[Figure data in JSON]
•••••

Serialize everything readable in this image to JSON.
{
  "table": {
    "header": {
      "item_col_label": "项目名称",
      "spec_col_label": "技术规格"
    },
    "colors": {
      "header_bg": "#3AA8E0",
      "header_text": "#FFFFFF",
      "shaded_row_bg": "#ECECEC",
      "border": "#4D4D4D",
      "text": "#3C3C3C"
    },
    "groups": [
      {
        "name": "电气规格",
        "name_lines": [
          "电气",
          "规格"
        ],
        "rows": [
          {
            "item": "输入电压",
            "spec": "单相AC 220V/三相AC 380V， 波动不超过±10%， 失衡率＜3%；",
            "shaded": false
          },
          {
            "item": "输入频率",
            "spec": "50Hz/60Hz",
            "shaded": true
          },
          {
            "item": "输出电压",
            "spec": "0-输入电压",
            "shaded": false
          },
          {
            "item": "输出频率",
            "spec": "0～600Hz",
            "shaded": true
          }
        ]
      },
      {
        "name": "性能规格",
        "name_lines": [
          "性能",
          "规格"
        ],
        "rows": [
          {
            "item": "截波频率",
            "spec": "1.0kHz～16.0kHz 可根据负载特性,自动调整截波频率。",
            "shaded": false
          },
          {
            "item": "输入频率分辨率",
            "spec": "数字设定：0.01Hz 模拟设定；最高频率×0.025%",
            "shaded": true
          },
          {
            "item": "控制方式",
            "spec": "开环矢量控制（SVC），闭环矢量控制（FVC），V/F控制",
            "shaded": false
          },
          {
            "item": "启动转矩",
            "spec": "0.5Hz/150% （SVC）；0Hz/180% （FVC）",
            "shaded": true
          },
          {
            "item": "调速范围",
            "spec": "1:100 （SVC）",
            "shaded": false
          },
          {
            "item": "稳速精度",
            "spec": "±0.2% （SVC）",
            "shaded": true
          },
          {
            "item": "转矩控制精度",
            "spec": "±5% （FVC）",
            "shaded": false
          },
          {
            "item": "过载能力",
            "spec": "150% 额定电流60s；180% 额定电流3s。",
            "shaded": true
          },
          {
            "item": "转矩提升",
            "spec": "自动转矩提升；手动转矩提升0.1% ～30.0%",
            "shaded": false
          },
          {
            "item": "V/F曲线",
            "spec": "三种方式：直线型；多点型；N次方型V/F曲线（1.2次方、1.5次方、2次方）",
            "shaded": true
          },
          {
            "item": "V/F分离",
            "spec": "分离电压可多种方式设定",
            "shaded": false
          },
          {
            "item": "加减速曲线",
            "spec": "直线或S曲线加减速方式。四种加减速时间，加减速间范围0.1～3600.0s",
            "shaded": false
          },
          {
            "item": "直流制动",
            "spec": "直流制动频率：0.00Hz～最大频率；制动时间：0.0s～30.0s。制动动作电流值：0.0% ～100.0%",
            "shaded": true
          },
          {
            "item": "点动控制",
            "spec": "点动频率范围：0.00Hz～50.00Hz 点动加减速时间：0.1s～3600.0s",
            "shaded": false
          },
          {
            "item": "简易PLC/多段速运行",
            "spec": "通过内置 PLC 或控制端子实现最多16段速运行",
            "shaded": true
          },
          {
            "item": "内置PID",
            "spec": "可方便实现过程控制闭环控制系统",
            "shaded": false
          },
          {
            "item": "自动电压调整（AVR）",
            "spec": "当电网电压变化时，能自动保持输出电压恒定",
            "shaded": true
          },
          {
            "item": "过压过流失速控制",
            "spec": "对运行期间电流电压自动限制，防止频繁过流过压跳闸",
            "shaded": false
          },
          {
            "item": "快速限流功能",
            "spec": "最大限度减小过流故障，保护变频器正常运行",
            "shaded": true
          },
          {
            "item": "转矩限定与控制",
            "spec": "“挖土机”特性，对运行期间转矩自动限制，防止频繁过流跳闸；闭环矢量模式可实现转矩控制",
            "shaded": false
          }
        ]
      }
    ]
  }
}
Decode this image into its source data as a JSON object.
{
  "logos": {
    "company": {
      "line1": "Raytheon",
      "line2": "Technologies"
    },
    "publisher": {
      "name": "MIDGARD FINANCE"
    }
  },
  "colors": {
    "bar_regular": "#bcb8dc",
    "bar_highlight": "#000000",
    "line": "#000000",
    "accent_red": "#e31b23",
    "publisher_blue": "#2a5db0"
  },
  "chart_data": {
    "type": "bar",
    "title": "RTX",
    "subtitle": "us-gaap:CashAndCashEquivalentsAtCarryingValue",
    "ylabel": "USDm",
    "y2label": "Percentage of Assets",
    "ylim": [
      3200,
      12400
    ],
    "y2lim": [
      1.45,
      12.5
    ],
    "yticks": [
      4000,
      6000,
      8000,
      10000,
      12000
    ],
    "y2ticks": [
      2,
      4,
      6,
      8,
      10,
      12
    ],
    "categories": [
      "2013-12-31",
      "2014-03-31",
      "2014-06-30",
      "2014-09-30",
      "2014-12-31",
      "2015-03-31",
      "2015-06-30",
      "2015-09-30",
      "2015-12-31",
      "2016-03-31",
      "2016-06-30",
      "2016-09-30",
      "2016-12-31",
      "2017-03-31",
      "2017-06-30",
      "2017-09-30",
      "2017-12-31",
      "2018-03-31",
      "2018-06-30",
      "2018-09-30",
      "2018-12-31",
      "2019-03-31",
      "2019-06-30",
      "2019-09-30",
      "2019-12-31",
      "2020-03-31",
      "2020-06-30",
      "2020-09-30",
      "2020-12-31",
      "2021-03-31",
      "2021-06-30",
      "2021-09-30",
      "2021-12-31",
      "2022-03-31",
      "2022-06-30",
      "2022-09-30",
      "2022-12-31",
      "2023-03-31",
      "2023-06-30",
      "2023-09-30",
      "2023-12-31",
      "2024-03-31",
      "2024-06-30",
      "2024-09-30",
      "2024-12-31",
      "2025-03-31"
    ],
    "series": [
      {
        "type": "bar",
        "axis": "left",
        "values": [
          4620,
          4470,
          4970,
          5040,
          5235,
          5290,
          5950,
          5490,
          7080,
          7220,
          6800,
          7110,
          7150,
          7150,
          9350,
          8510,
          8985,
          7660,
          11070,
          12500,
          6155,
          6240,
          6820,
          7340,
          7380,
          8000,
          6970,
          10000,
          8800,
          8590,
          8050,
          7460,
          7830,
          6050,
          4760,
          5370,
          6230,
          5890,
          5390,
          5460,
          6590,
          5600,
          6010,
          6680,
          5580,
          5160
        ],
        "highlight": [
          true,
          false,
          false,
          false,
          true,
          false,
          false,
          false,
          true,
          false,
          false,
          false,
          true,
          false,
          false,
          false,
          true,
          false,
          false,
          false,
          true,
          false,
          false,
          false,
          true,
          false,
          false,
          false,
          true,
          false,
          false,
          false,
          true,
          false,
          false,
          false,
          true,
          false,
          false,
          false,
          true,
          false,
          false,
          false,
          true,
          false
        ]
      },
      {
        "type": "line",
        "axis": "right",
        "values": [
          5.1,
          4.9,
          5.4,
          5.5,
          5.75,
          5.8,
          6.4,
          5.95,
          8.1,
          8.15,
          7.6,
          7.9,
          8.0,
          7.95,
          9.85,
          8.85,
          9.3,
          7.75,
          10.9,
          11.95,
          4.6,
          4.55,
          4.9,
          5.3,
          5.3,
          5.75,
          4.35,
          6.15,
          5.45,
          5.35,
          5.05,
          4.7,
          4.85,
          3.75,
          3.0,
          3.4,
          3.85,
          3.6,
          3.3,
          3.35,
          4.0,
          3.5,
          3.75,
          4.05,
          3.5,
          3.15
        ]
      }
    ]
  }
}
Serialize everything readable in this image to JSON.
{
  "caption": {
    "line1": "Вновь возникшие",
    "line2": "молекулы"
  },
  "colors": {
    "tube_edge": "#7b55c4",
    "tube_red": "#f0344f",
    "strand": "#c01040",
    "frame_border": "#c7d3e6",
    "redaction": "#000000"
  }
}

•••••

**Set task**
Output each entry precisely as given.

**Task response**
Serialize everything readable in this image to JSON.
{
  "table": {
    "header": {
      "item_col_label": "项目名称",
      "spec_col_label": "技术规格"
    },
    "colors": {
      "header_bg": "#3AA8E0",
      "header_text": "#FFFFFF",
      "shaded_row_bg": "#ECECEC",
      "border": "#4D4D4D",
      "text": "#3C3C3C"
    },
    "groups": [
      {
        "name": "电气规格",
        "name_lines": [
          "电气",
          "规格"
        ],
        "rows": [
          {
            "item": "输入电压",
            "spec": "单相AC 220V/三相AC 380V， 波动不超过±10%， 失衡率＜3%；",
            "shaded": false
          },
          {
            "item": "输入频率",
            "spec": "50Hz/60Hz",
            "shaded": true
          },
          {
            "item": "输出电压",
            "spec": "0-输入电压",
            "shaded": false
          },
          {
            "item": "输出频率",
            "spec": "0～600Hz",
            "shaded": true
          }
        ]
      },
      {
        "name": "性能规格",
        "name_lines": [
          "性能",
          "规格"
        ],
        "rows": [
          {
            "item": "截波频率",
            "spec": "1.0kHz～16.0kHz 可根据负载特性,自动调整截波频率。",
            "shaded": false
          },
          {
            "item": "输入频率分辨率",
            "spec": "数字设定：0.01Hz 模拟设定；最高频率×0.025%",
            "shaded": true
          },
          {
            "item": "控制方式",
            "spec": "开环矢量控制（SVC），闭环矢量控制（FVC），V/F控制",
            "shaded": false
          },
          {
            "item": "启动转矩",
            "spec": "0.5Hz/150% （SVC）；0Hz/180% （FVC）",
            "shaded": true
          },
          {
            "item": "调速范围",
            "spec": "1:100 （SVC）",
            "shaded": false
          },
          {
            "item": "稳速精度",
            "spec": "±0.2% （SVC）",
            "shaded": true
          },
          {
            "item": "转矩控制精度",
            "spec": "±5% （FVC）",
            "shaded": false
          },
          {
            "item": "过载能力",
            "spec": "150% 额定电流60s；180% 额定电流3s。",
            "shaded": true
          },
          {
            "item": "转矩提升",
            "spec": "自动转矩提升；手动转矩提升0.1% ～30.0%",
            "shaded": false
          },
          {
            "item": "V/F曲线",
            "spec": "三种方式：直线型；多点型；N次方型V/F曲线（1.2次方、1.5次方、2次方）",
            "shaded": true
          },
          {
            "item": "V/F分离",
            "spec": "分离电压可多种方式设定",
            "shaded": false
          },
          {
            "item": "加减速曲线",
            "spec": "直线或S曲线加减速方式。四种加减速时间，加减速间范围0.1～3600.0s",
            "shaded": false
          },
          {
            "item": "直流制动",
            "spec": "直流制动频率：0.00Hz～最大频率；制动时间：0.0s～30.0s。制动动作电流值：0.0% ～100.0%",
            "shaded": true
          },
          {
            "item": "点动控制",
            "spec": "点动频率范围：0.00Hz～50.00Hz 点动加减速时间：0.1s～3600.0s",
            "shaded": false
          },
          {
            "item": "简易PLC/多段速运行",
            "spec": "通过内置 PLC 或控制端子实现最多16段速运行",
            "shaded": true
          },
          {
            "item": "内置PID",
            "spec": "可方便实现过程控制闭环控制系统",
            "shaded": false
          },
          {
            "item": "自动电压调整（AVR）",
            "spec": "当电网电压变化时，能自动保持输出电压恒定",
            "shaded": true
          },
          {
            "item": "过压过流失速控制",
            "spec": "对运行期间电流电压自动限制，防止频繁过流过压跳闸",
            "shaded": false
          },
          {
            "item": "快速限流功能",
            "spec": "最大限度减小过流故障，保护变频器正常运行",
            "shaded": true
          },
          {
            "item": "转矩限定与控制",
            "spec": "“挖土机”特性，对运行期间转矩自动限制，防止频繁过流跳闸；闭环矢量模式可实现转矩控制",
            "shaded": false
          }
        ]
      }
    ]
  }
}
Decode this image into its source data as a JSON object.
{
  "logos": {
    "company": {
      "line1": "Raytheon",
      "line2": "Technologies"
    },
    "publisher": {
      "name": "MIDGARD FINANCE"
    }
  },
  "colors": {
    "bar_regular": "#bcb8dc",
    "bar_highlight": "#000000",
    "line": "#000000",
    "accent_red": "#e31b23",
    "publisher_blue": "#2a5db0"
  },
  "chart_data": {
    "type": "bar",
    "title": "RTX",
    "subtitle": "us-gaap:CashAndCashEquivalentsAtCarryingValue",
    "ylabel": "USDm",
    "y2label": "Percentage of Assets",
    "ylim": [
      3200,
      12400
    ],
    "y2lim": [
      1.45,
      12.5
    ],
    "yticks": [
      4000,
      6000,
      8000,
      10000,
      12000
    ],
    "y2ticks": [
      2,
      4,
      6,
      8,
      10,
      12
    ],
    "categories": [
      "2013-12-31",
      "2014-03-31",
      "2014-06-30",
      "2014-09-30",
      "2014-12-31",
      "2015-03-31",
      "2015-06-30",
      "2015-09-30",
      "2015-12-31",
      "2016-03-31",
      "2016-06-30",
      "2016-09-30",
      "2016-12-31",
      "2017-03-31",
      "2017-06-30",
      "2017-09-30",
      "2017-12-31",
      "2018-03-31",
      "2018-06-30",
      "2018-09-30",
      "2018-12-31",
      "2019-03-31",
      "2019-06-30",
      "2019-09-30",
      "2019-12-31",
      "2020-03-31",
      "2020-06-30",
      "2020-09-30",
      "2020-12-31",
      "2021-03-31",
      "2021-06-30",
      "2021-09-30",
      "2021-12-31",
      "2022-03-31",
      "2022-06-30",
      "2022-09-30",
      "2022-12-31",
      "2023-03-31",
      "2023-06-30",
      "2023-09-30",
      "2023-12-31",
      "2024-03-31",
      "2024-06-30",
      "2024-09-30",
      "2024-12-31",
      "2025-03-31"
    ],
    "series": [
      {
        "type": "bar",
        "axis": "left",
        "values": [
          4620,
          4470,
          4970,
          5040,
          5235,
          5290,
          5950,
          5490,
          7080,
          7220,
          6800,
          7110,
          7150,
          7150,
          9350,
          8510,
          8985,
          7660,
          11070,
          12500,
          6155,
          6240,
          6820,
          7340,
          7380,
          8000,
          6970,
          10000,
          8800,
          8590,
          8050,
          7460,
          7830,
          6050,
          4760,
          5370,
          6230,
          5890,
          5390,
          5460,
          6590,
          5600,
          6010,
          6680,
          5580,
          5160
        ],
        "highlight": [
          true,
          false,
          false,
          false,
          true,
          false,
          false,
          false,
          true,
          false,
          false,
          false,
          true,
          false,
          false,
          false,
          true,
          false,
          false,
          false,
          true,
          false,
          false,
          false,
          true,
          false,
          false,
          false,
          true,
          false,
          false,
          false,
          true,
          false,
          false,
          false,
          true,
          false,
          false,
          false,
          true,
          false,
          false,
          false,
          true,
          false
        ]
      },
      {
        "type": "line",
        "axis": "right",
        "values": [
          5.1,
          4.9,
          5.4,
          5.5,
          5.75,
          5.8,
          6.4,
          5.95,
          8.1,
          8.15,
          7.6,
          7.9,
          8.0,
          7.95,
          9.85,
          8.85,
          9.3,
          7.75,
          10.9,
          11.95,
          4.6,
          4.55,
          4.9,
          5.3,
          5.3,
          5.75,
          4.35,
          6.15,
          5.45,
          5.35,
          5.05,
          4.7,
          4.85,
          3.75,
          3.0,
          3.4,
          3.85,
          3.6,
          3.3,
          3.35,
          4.0,
          3.5,
          3.75,
          4.05,
          3.5,
          3.15
        ]
      }
    ]
  }
}
Serialize everything readable in this image to JSON.
{
  "caption": {
    "line1": "Вновь возникшие",
    "line2": "молекулы"
  },
  "colors": {
    "tube_edge": "#7b55c4",
    "tube_red": "#f0344f",
    "strand": "#c01040",
    "frame_border": "#c7d3e6",
    "redaction": "#000000"
  }
}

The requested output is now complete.